Records for the exercise:
____________________
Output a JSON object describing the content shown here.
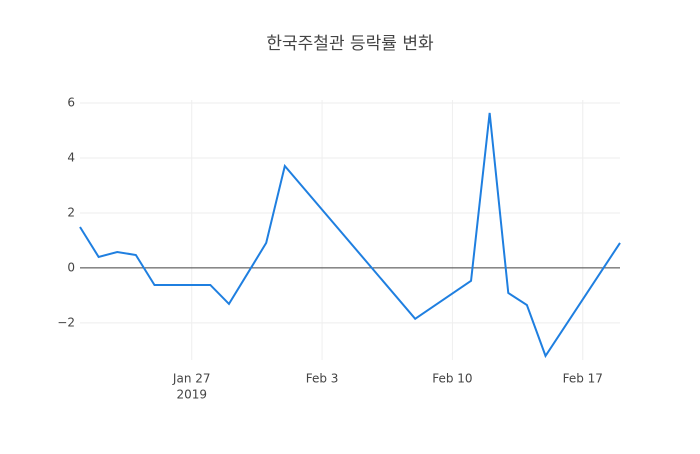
{
  "chart_data": {
    "type": "line",
    "title": "한국주철관 등락률 변화",
    "x": [
      "2019-01-21",
      "2019-01-22",
      "2019-01-23",
      "2019-01-24",
      "2019-01-25",
      "2019-01-28",
      "2019-01-29",
      "2019-01-31",
      "2019-02-01",
      "2019-02-08",
      "2019-02-11",
      "2019-02-12",
      "2019-02-13",
      "2019-02-14",
      "2019-02-15",
      "2019-02-19"
    ],
    "series": [
      {
        "color": "#1f7fe0",
        "values": [
          1.49,
          0.4,
          0.58,
          0.47,
          -0.62,
          -0.62,
          -1.31,
          0.91,
          3.71,
          -1.85,
          -0.47,
          5.64,
          -0.91,
          -1.35,
          -3.2,
          0.91
        ]
      }
    ],
    "xlim": [
      "2019-01-21",
      "2019-02-19"
    ],
    "xticks": [
      {
        "value": "2019-01-27",
        "label": "Jan 27"
      },
      {
        "value": "2019-02-03",
        "label": "Feb 3"
      },
      {
        "value": "2019-02-10",
        "label": "Feb 10"
      },
      {
        "value": "2019-02-17",
        "label": "Feb 17"
      }
    ],
    "xtick_year": "2019",
    "ylim": [
      -3.35,
      6.11
    ],
    "yticks": [
      {
        "value": -2,
        "label": "−2"
      },
      0,
      2,
      4,
      6
    ],
    "grid": true,
    "zero_line": true
  }
}
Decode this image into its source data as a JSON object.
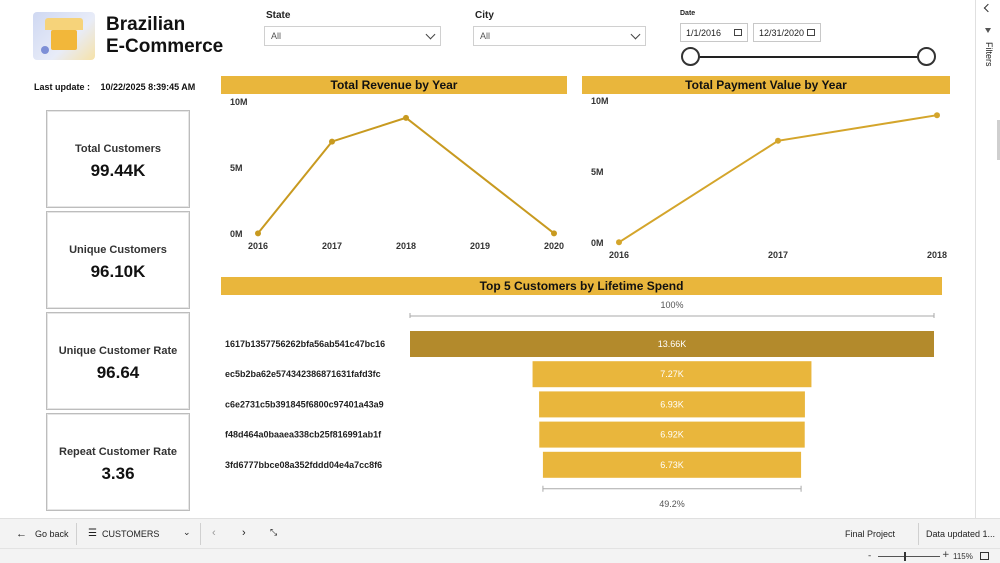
{
  "header": {
    "title_line1": "Brazilian",
    "title_line2": "E-Commerce",
    "logo_icon": "shop-illustration-icon"
  },
  "filters": {
    "state": {
      "label": "State",
      "value": "All"
    },
    "city": {
      "label": "City",
      "value": "All"
    },
    "date": {
      "label": "Date",
      "start": "1/1/2016",
      "end": "12/31/2020",
      "range_fraction": [
        0.0,
        1.0
      ]
    }
  },
  "last_update": {
    "label": "Last update :",
    "value": "10/22/2025 8:39:45 AM"
  },
  "kpis": [
    {
      "label": "Total Customers",
      "value": "99.44K"
    },
    {
      "label": "Unique Customers",
      "value": "96.10K"
    },
    {
      "label": "Unique Customer Rate",
      "value": "96.64"
    },
    {
      "label": "Repeat Customer Rate",
      "value": "3.36"
    }
  ],
  "chart_data": [
    {
      "type": "line",
      "title": "Total Revenue by Year",
      "x": [
        2016,
        2017,
        2018,
        2019,
        2020
      ],
      "y": [
        0.05,
        7.0,
        8.8,
        null,
        0.05
      ],
      "y_unit": "M",
      "ylim": [
        0,
        10
      ],
      "yticks": [
        "0M",
        "5M",
        "10M"
      ],
      "xticks": [
        "2016",
        "2017",
        "2018",
        "2019",
        "2020"
      ],
      "color": "#c89a20"
    },
    {
      "type": "line",
      "title": "Total Payment Value by Year",
      "x": [
        2016,
        2017,
        2018
      ],
      "y": [
        0.05,
        7.2,
        9.0
      ],
      "y_unit": "M",
      "ylim": [
        0,
        10
      ],
      "yticks": [
        "0M",
        "5M",
        "10M"
      ],
      "xticks": [
        "2016",
        "2017",
        "2018"
      ],
      "color": "#d4a52b"
    },
    {
      "type": "bar",
      "title": "Top 5 Customers by Lifetime Spend",
      "orientation": "funnel",
      "categories": [
        "1617b1357756262bfa56ab541c47bc16",
        "ec5b2ba62e574342386871631fafd3fc",
        "c6e2731c5b391845f6800c97401a43a9",
        "f48d464a0baaea338cb25f816991ab1f",
        "3fd6777bbce08a352fddd04e4a7cc8f6"
      ],
      "values": [
        13.66,
        7.27,
        6.93,
        6.92,
        6.73
      ],
      "value_labels": [
        "13.66K",
        "7.27K",
        "6.93K",
        "6.92K",
        "6.73K"
      ],
      "top_percent_label": "100%",
      "bottom_percent_label": "49.2%",
      "colors": {
        "highlight": "#b38a2c",
        "normal": "#e9b63c"
      }
    }
  ],
  "bottom_bar": {
    "back_label": "Go back",
    "page_label": "CUSTOMERS",
    "project_label": "Final Project",
    "data_updated_label": "Data updated 1..."
  },
  "status_bar": {
    "zoom_minus": "-",
    "zoom_plus": "+",
    "zoom_level": "115%"
  },
  "filters_pane": {
    "label": "Filters"
  }
}
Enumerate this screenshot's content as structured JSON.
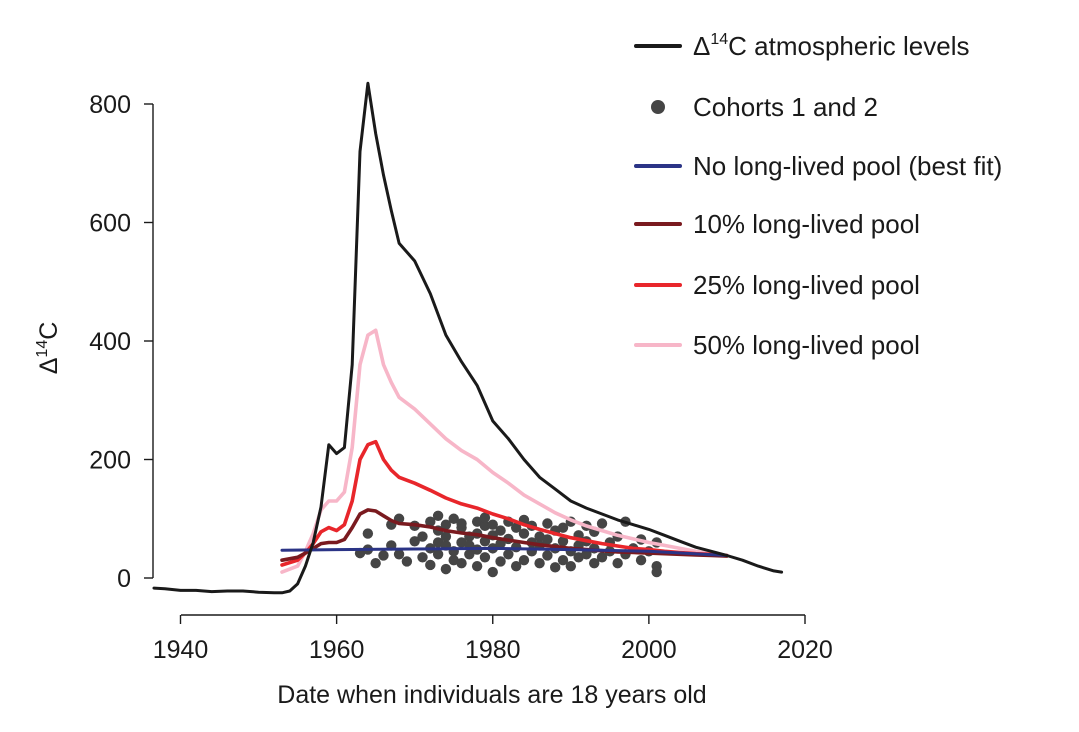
{
  "chart_data": {
    "type": "line",
    "xlabel": "Date when individuals are 18 years old",
    "ylabel": {
      "prefix": "Δ",
      "sup": "14",
      "suffix": "C"
    },
    "xlim": [
      1937,
      2020
    ],
    "ylim": [
      -25,
      850
    ],
    "x_ticks": [
      1940,
      1960,
      1980,
      2000,
      2020
    ],
    "y_ticks": [
      0,
      200,
      400,
      600,
      800
    ],
    "grid": false,
    "legend_position": "top-right",
    "legend": [
      {
        "key": "atm",
        "prefix": "Δ",
        "sup": "14",
        "suffix": "C atmospheric levels",
        "marker": "line",
        "color": "#1a1a1a"
      },
      {
        "key": "cohorts",
        "label": "Cohorts 1 and 2",
        "marker": "dot",
        "color": "#454545"
      },
      {
        "key": "none",
        "label": "No long-lived pool (best fit)",
        "marker": "line",
        "color": "#2b3486"
      },
      {
        "key": "p10",
        "label": "10% long-lived pool",
        "marker": "line",
        "color": "#7a1a1f"
      },
      {
        "key": "p25",
        "label": "25% long-lived pool",
        "marker": "line",
        "color": "#e8262b"
      },
      {
        "key": "p50",
        "label": "50% long-lived pool",
        "marker": "line",
        "color": "#f7b6c8"
      }
    ],
    "series": [
      {
        "key": "atm",
        "color": "#1a1a1a",
        "points": [
          [
            1935,
            -17
          ],
          [
            1938,
            -18
          ],
          [
            1940,
            -21
          ],
          [
            1942,
            -21
          ],
          [
            1944,
            -23
          ],
          [
            1946,
            -22
          ],
          [
            1948,
            -22
          ],
          [
            1950,
            -24
          ],
          [
            1952,
            -25
          ],
          [
            1953,
            -25
          ],
          [
            1954,
            -22
          ],
          [
            1955,
            -10
          ],
          [
            1956,
            20
          ],
          [
            1957,
            60
          ],
          [
            1958,
            120
          ],
          [
            1959,
            225
          ],
          [
            1960,
            210
          ],
          [
            1961,
            220
          ],
          [
            1962,
            360
          ],
          [
            1963,
            720
          ],
          [
            1964,
            835
          ],
          [
            1965,
            750
          ],
          [
            1966,
            680
          ],
          [
            1967,
            620
          ],
          [
            1968,
            565
          ],
          [
            1970,
            535
          ],
          [
            1972,
            480
          ],
          [
            1974,
            410
          ],
          [
            1976,
            365
          ],
          [
            1978,
            325
          ],
          [
            1980,
            265
          ],
          [
            1982,
            235
          ],
          [
            1984,
            200
          ],
          [
            1986,
            170
          ],
          [
            1988,
            150
          ],
          [
            1990,
            130
          ],
          [
            1992,
            118
          ],
          [
            1994,
            108
          ],
          [
            1996,
            98
          ],
          [
            1998,
            90
          ],
          [
            2000,
            82
          ],
          [
            2002,
            72
          ],
          [
            2004,
            62
          ],
          [
            2006,
            52
          ],
          [
            2008,
            45
          ],
          [
            2010,
            38
          ],
          [
            2012,
            30
          ],
          [
            2014,
            20
          ],
          [
            2016,
            12
          ],
          [
            2017,
            10
          ]
        ]
      },
      {
        "key": "p50",
        "color": "#f7b6c8",
        "points": [
          [
            1953,
            10
          ],
          [
            1955,
            20
          ],
          [
            1956,
            45
          ],
          [
            1957,
            75
          ],
          [
            1958,
            115
          ],
          [
            1959,
            130
          ],
          [
            1960,
            130
          ],
          [
            1961,
            145
          ],
          [
            1962,
            220
          ],
          [
            1963,
            360
          ],
          [
            1964,
            410
          ],
          [
            1965,
            418
          ],
          [
            1966,
            360
          ],
          [
            1967,
            330
          ],
          [
            1968,
            305
          ],
          [
            1970,
            285
          ],
          [
            1972,
            260
          ],
          [
            1974,
            235
          ],
          [
            1976,
            215
          ],
          [
            1978,
            200
          ],
          [
            1980,
            178
          ],
          [
            1982,
            160
          ],
          [
            1984,
            140
          ],
          [
            1986,
            125
          ],
          [
            1988,
            110
          ],
          [
            1990,
            98
          ],
          [
            1992,
            88
          ],
          [
            1994,
            80
          ],
          [
            1996,
            72
          ],
          [
            1998,
            66
          ],
          [
            2000,
            60
          ],
          [
            2002,
            55
          ],
          [
            2004,
            50
          ],
          [
            2006,
            45
          ],
          [
            2008,
            41
          ],
          [
            2010,
            38
          ]
        ]
      },
      {
        "key": "p25",
        "color": "#e8262b",
        "points": [
          [
            1953,
            22
          ],
          [
            1955,
            30
          ],
          [
            1956,
            42
          ],
          [
            1957,
            58
          ],
          [
            1958,
            78
          ],
          [
            1959,
            85
          ],
          [
            1960,
            80
          ],
          [
            1961,
            90
          ],
          [
            1962,
            130
          ],
          [
            1963,
            200
          ],
          [
            1964,
            225
          ],
          [
            1965,
            230
          ],
          [
            1966,
            200
          ],
          [
            1967,
            182
          ],
          [
            1968,
            170
          ],
          [
            1970,
            160
          ],
          [
            1972,
            148
          ],
          [
            1974,
            135
          ],
          [
            1976,
            125
          ],
          [
            1978,
            118
          ],
          [
            1980,
            108
          ],
          [
            1982,
            100
          ],
          [
            1984,
            90
          ],
          [
            1986,
            82
          ],
          [
            1988,
            75
          ],
          [
            1990,
            68
          ],
          [
            1992,
            63
          ],
          [
            1994,
            58
          ],
          [
            1996,
            54
          ],
          [
            1998,
            50
          ],
          [
            2000,
            48
          ],
          [
            2002,
            45
          ],
          [
            2004,
            43
          ],
          [
            2006,
            41
          ],
          [
            2008,
            40
          ],
          [
            2010,
            38
          ]
        ]
      },
      {
        "key": "p10",
        "color": "#7a1a1f",
        "points": [
          [
            1953,
            30
          ],
          [
            1955,
            35
          ],
          [
            1956,
            42
          ],
          [
            1957,
            50
          ],
          [
            1958,
            58
          ],
          [
            1959,
            60
          ],
          [
            1960,
            60
          ],
          [
            1961,
            65
          ],
          [
            1962,
            85
          ],
          [
            1963,
            108
          ],
          [
            1964,
            115
          ],
          [
            1965,
            113
          ],
          [
            1966,
            105
          ],
          [
            1967,
            97
          ],
          [
            1968,
            92
          ],
          [
            1970,
            90
          ],
          [
            1972,
            86
          ],
          [
            1974,
            80
          ],
          [
            1976,
            76
          ],
          [
            1978,
            73
          ],
          [
            1980,
            68
          ],
          [
            1982,
            64
          ],
          [
            1984,
            60
          ],
          [
            1986,
            56
          ],
          [
            1988,
            53
          ],
          [
            1990,
            50
          ],
          [
            1992,
            48
          ],
          [
            1994,
            46
          ],
          [
            1996,
            44
          ],
          [
            1998,
            43
          ],
          [
            2000,
            42
          ],
          [
            2002,
            41
          ],
          [
            2004,
            40
          ],
          [
            2006,
            39
          ],
          [
            2008,
            38
          ],
          [
            2010,
            37
          ]
        ]
      },
      {
        "key": "none",
        "color": "#2b3486",
        "points": [
          [
            1953,
            47
          ],
          [
            1960,
            48
          ],
          [
            1970,
            49
          ],
          [
            1980,
            50
          ],
          [
            1990,
            48
          ],
          [
            2000,
            45
          ],
          [
            2010,
            38
          ]
        ]
      }
    ],
    "scatter": {
      "name": "Cohorts 1 and 2",
      "color": "#454545",
      "points": [
        [
          1963,
          42
        ],
        [
          1964,
          75
        ],
        [
          1964,
          48
        ],
        [
          1965,
          25
        ],
        [
          1966,
          38
        ],
        [
          1967,
          90
        ],
        [
          1967,
          55
        ],
        [
          1968,
          40
        ],
        [
          1968,
          100
        ],
        [
          1969,
          28
        ],
        [
          1970,
          62
        ],
        [
          1970,
          88
        ],
        [
          1971,
          70
        ],
        [
          1971,
          35
        ],
        [
          1972,
          95
        ],
        [
          1972,
          50
        ],
        [
          1972,
          22
        ],
        [
          1973,
          80
        ],
        [
          1973,
          60
        ],
        [
          1973,
          105
        ],
        [
          1973,
          40
        ],
        [
          1974,
          15
        ],
        [
          1974,
          90
        ],
        [
          1974,
          55
        ],
        [
          1974,
          70
        ],
        [
          1975,
          30
        ],
        [
          1975,
          100
        ],
        [
          1975,
          45
        ],
        [
          1976,
          85
        ],
        [
          1976,
          60
        ],
        [
          1976,
          25
        ],
        [
          1976,
          92
        ],
        [
          1977,
          70
        ],
        [
          1977,
          40
        ],
        [
          1977,
          55
        ],
        [
          1978,
          95
        ],
        [
          1978,
          20
        ],
        [
          1978,
          75
        ],
        [
          1978,
          48
        ],
        [
          1979,
          88
        ],
        [
          1979,
          35
        ],
        [
          1979,
          62
        ],
        [
          1979,
          102
        ],
        [
          1980,
          10
        ],
        [
          1980,
          72
        ],
        [
          1980,
          50
        ],
        [
          1980,
          90
        ],
        [
          1981,
          28
        ],
        [
          1981,
          80
        ],
        [
          1981,
          58
        ],
        [
          1982,
          95
        ],
        [
          1982,
          40
        ],
        [
          1982,
          66
        ],
        [
          1983,
          20
        ],
        [
          1983,
          85
        ],
        [
          1983,
          52
        ],
        [
          1984,
          75
        ],
        [
          1984,
          30
        ],
        [
          1984,
          98
        ],
        [
          1985,
          60
        ],
        [
          1985,
          45
        ],
        [
          1985,
          88
        ],
        [
          1986,
          25
        ],
        [
          1986,
          70
        ],
        [
          1986,
          55
        ],
        [
          1987,
          92
        ],
        [
          1987,
          38
        ],
        [
          1987,
          65
        ],
        [
          1988,
          18
        ],
        [
          1988,
          80
        ],
        [
          1988,
          50
        ],
        [
          1989,
          85
        ],
        [
          1989,
          30
        ],
        [
          1989,
          62
        ],
        [
          1990,
          95
        ],
        [
          1990,
          45
        ],
        [
          1990,
          20
        ],
        [
          1991,
          72
        ],
        [
          1991,
          55
        ],
        [
          1991,
          35
        ],
        [
          1992,
          88
        ],
        [
          1992,
          40
        ],
        [
          1992,
          62
        ],
        [
          1993,
          25
        ],
        [
          1993,
          78
        ],
        [
          1993,
          50
        ],
        [
          1994,
          92
        ],
        [
          1994,
          35
        ],
        [
          1995,
          60
        ],
        [
          1995,
          45
        ],
        [
          1996,
          25
        ],
        [
          1996,
          70
        ],
        [
          1997,
          95
        ],
        [
          1997,
          40
        ],
        [
          1998,
          50
        ],
        [
          1999,
          30
        ],
        [
          1999,
          65
        ],
        [
          2000,
          45
        ],
        [
          2001,
          60
        ],
        [
          2001,
          20
        ],
        [
          2001,
          10
        ]
      ]
    }
  }
}
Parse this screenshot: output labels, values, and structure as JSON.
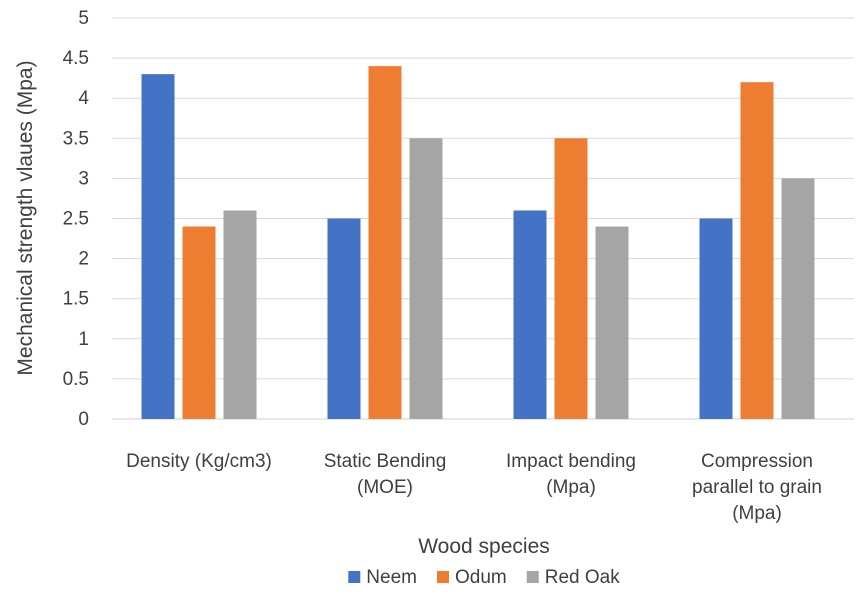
{
  "chart_data": {
    "type": "bar",
    "title": "",
    "xlabel": "Wood species",
    "ylabel": "Mechanical strength vlaues (Mpa)",
    "ylim": [
      0,
      5
    ],
    "yticks": [
      "0",
      "0.5",
      "1",
      "1.5",
      "2",
      "2.5",
      "3",
      "3.5",
      "4",
      "4.5",
      "5"
    ],
    "grid": true,
    "legend_position": "bottom",
    "categories": [
      [
        "Density (Kg/cm3)"
      ],
      [
        "Static Bending",
        "(MOE)"
      ],
      [
        "Impact bending",
        "(Mpa)"
      ],
      [
        "Compression",
        "parallel to grain",
        "(Mpa)"
      ]
    ],
    "series": [
      {
        "name": "Neem",
        "color": "#4472C4",
        "values": [
          4.3,
          2.5,
          2.6,
          2.5
        ]
      },
      {
        "name": "Odum",
        "color": "#ED7D31",
        "values": [
          2.4,
          4.4,
          3.5,
          4.2
        ]
      },
      {
        "name": "Red Oak",
        "color": "#A5A5A5",
        "values": [
          2.6,
          3.5,
          2.4,
          3.0
        ]
      }
    ]
  }
}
____________________
Problem to work on:
Within the data above, pick out all lines holding the word "suffix".

Final result:
      "suffix": "C"
        "suffix": "C atmospheric levels",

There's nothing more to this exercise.